▶ [Trecho do texto]

»»

Filmes de curta-metragem brasileiros demonstram vitalidade e respeito à dignidade humana, enquanto o espetáculo da política se degrada a cada dia. São faces opostas do mesmo país – uma se dedica em âmbito modesto a elevar o espírito, a outra representa o que há de pior.
Depois de fechar o bico por algumas semanas, quem havia silenciado agrediu um repórter que fez a nova pergunta que não quer calar – “…por que sua esposa, Michelle, recebeu 89 mil reais de Fabrício Queiroz?”. Sucedendo a anterior – “Cadê o Queiroz?” –, já esclarecida, a indagação recente permanece sem resposta enquanto fecha o cerco a você sabe quem. Fica confirmado, ainda uma vez, que o impulso espontâneo dele é bater, ferir, em especial mulheres, ou ofender homens desde que esteja protegido por seus seguranças.

««

▶ [Tarefa 1]
Transcreva sem alterações as linhas dos registros, começando na que contém "y-tick-label: 0.375 — [47, 259, 90, 278]" e terminando depois da que contém "annotation-text: β = 20 ° — [1097, 63, 1157, 82]". As duas linhas das extremidades entram na cópia.

▶ [Dados fornecidos]
»»

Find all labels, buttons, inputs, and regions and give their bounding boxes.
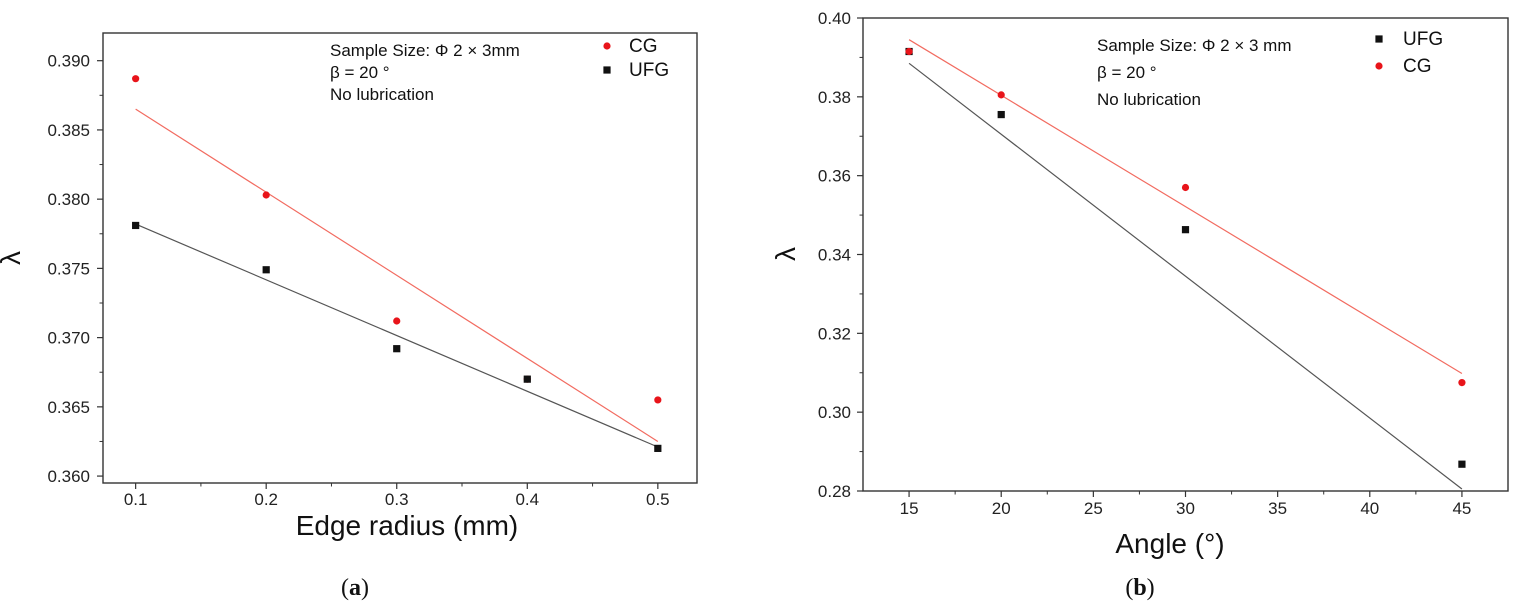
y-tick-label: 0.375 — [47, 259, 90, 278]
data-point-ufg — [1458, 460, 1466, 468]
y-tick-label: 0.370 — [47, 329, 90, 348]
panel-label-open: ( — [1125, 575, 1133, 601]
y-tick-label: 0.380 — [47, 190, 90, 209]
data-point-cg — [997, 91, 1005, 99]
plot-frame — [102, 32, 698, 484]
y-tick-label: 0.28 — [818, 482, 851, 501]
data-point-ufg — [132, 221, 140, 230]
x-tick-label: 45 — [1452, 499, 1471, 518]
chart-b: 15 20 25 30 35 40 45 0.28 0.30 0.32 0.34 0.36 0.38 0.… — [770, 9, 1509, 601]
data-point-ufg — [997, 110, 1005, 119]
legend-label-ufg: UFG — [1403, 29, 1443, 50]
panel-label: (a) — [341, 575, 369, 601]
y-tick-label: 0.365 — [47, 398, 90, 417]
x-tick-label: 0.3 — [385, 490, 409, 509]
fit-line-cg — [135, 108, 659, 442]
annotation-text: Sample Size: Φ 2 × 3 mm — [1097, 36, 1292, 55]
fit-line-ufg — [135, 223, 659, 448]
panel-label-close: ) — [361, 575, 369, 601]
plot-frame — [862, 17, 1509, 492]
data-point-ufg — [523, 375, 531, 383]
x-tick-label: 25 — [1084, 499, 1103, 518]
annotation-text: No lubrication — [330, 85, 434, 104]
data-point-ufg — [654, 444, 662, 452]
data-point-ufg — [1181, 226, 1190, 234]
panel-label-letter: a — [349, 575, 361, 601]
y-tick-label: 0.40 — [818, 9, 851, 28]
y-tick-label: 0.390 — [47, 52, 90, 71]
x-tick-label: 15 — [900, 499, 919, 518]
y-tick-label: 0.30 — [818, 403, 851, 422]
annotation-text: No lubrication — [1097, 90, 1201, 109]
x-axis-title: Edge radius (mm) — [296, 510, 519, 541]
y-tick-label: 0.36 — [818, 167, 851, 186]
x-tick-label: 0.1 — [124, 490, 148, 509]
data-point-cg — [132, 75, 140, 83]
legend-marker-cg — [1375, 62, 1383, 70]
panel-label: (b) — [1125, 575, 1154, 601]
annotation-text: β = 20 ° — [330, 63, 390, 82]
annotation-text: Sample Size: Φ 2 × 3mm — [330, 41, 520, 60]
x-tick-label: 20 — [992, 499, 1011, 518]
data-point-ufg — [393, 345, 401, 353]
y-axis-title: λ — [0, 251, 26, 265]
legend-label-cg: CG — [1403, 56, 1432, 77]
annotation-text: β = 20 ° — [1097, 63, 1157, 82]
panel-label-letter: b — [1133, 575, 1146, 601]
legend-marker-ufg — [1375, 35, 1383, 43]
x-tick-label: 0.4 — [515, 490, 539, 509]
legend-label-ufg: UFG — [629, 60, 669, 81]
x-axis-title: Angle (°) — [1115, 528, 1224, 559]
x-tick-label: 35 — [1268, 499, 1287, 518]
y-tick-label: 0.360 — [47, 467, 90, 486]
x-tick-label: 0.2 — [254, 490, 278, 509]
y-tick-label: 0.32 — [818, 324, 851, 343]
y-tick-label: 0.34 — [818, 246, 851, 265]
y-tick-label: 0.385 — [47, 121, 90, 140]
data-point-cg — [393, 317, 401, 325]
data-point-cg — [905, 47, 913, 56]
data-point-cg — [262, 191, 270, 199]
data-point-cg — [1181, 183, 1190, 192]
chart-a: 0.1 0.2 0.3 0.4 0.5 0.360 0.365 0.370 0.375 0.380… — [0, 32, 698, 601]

««

▶ [Tarefa 2]
Prossiga o texto sobre os curtas-metragens brasileiros e o espetáculo da política, começando logo após a última frase apresentada.

▶ [Resposta escrita 1]
y-tick-label: 0.375 — [47, 259, 90, 278]
data-point-ufg — [1458, 460, 1466, 468]
y-tick-label: 0.370 — [47, 329, 90, 348]
panel-label-open: ( — [1125, 575, 1133, 601]
y-tick-label: 0.380 — [47, 190, 90, 209]
data-point-cg — [997, 91, 1005, 99]
plot-frame — [102, 32, 698, 484]
y-tick-label: 0.28 — [818, 482, 851, 501]
data-point-ufg — [132, 221, 140, 230]
x-tick-label: 45 — [1452, 499, 1471, 518]
chart-b: 15 20 25 30 35 40 45 0.28 0.30 0.32 0.34 0.36 0.38 0.… — [770, 9, 1509, 601]
data-point-ufg — [997, 110, 1005, 119]
legend-label-ufg: UFG — [1403, 29, 1443, 50]
panel-label: (a) — [341, 575, 369, 601]
y-tick-label: 0.365 — [47, 398, 90, 417]
x-tick-label: 0.3 — [385, 490, 409, 509]
fit-line-cg — [135, 108, 659, 442]
annotation-text: Sample Size: Φ 2 × 3 mm — [1097, 36, 1292, 55]
fit-line-ufg — [135, 223, 659, 448]
panel-label-close: ) — [361, 575, 369, 601]
plot-frame — [862, 17, 1509, 492]
data-point-ufg — [523, 375, 531, 383]
x-tick-label: 25 — [1084, 499, 1103, 518]
annotation-text: No lubrication — [330, 85, 434, 104]
data-point-ufg — [654, 444, 662, 452]
data-point-ufg — [1181, 226, 1190, 234]
panel-label-letter: a — [349, 575, 361, 601]
y-tick-label: 0.40 — [818, 9, 851, 28]
y-tick-label: 0.390 — [47, 52, 90, 71]
x-tick-label: 15 — [900, 499, 919, 518]
y-tick-label: 0.30 — [818, 403, 851, 422]
annotation-text: No lubrication — [1097, 90, 1201, 109]
x-axis-title: Edge radius (mm) — [296, 510, 519, 541]
y-tick-label: 0.36 — [818, 167, 851, 186]
x-tick-label: 0.1 — [124, 490, 148, 509]
data-point-cg — [132, 75, 140, 83]
legend-marker-cg — [1375, 62, 1383, 70]
panel-label: (b) — [1125, 575, 1154, 601]
annotation-text: β = 20 ° — [330, 63, 390, 82]
annotation-text: Sample Size: Φ 2 × 3mm — [330, 41, 520, 60]
x-tick-label: 20 — [992, 499, 1011, 518]
data-point-ufg — [393, 345, 401, 353]
y-axis-title: λ — [0, 251, 26, 265]
legend-label-cg: CG — [1403, 56, 1432, 77]
annotation-text: β = 20 ° — [1097, 63, 1157, 82]

▶ [Resposta escrita 2]
Personagem da fábula do poder brasiliense, o advogado Frederick Wassef reapareceu no enredo, depois de ter sumido desde que Queiroz foi encontrado, e preso, na sua casa, em Atibaia. Wassef deixou, em seguida, de representar o morador provisório do Palácio da Alvorada e seu zero primogênito. Além de ter recebido 2,3 milhões de reais, entre dezembro de 2018 e maio deste ano, repassados por uma empresa que tem contratos com o governo federal, Wassef pagou 276 mil reais ao advogado que representou o atual primeiro mandatário da nação em duas ações penais no Supremo Tribunal Federal por apologia ao estupro e injúria dirigida à deputada federal Maria do Rosário, em 2014. Em entrevista ao Globo (27/08), o ex-advogado do presidente e de seu filho mais velho nega, porém, haver alguma irregularidade nessas operações, assim como que ele tenha algo a ver “com Fabrício Queiroz em dezembro de 2018”. Em tempo: mentir, no Brasil, não é crime. Aguardemos, pois, os próximos capítulos em que essas tenebrosas transações devem ser esclarecidas.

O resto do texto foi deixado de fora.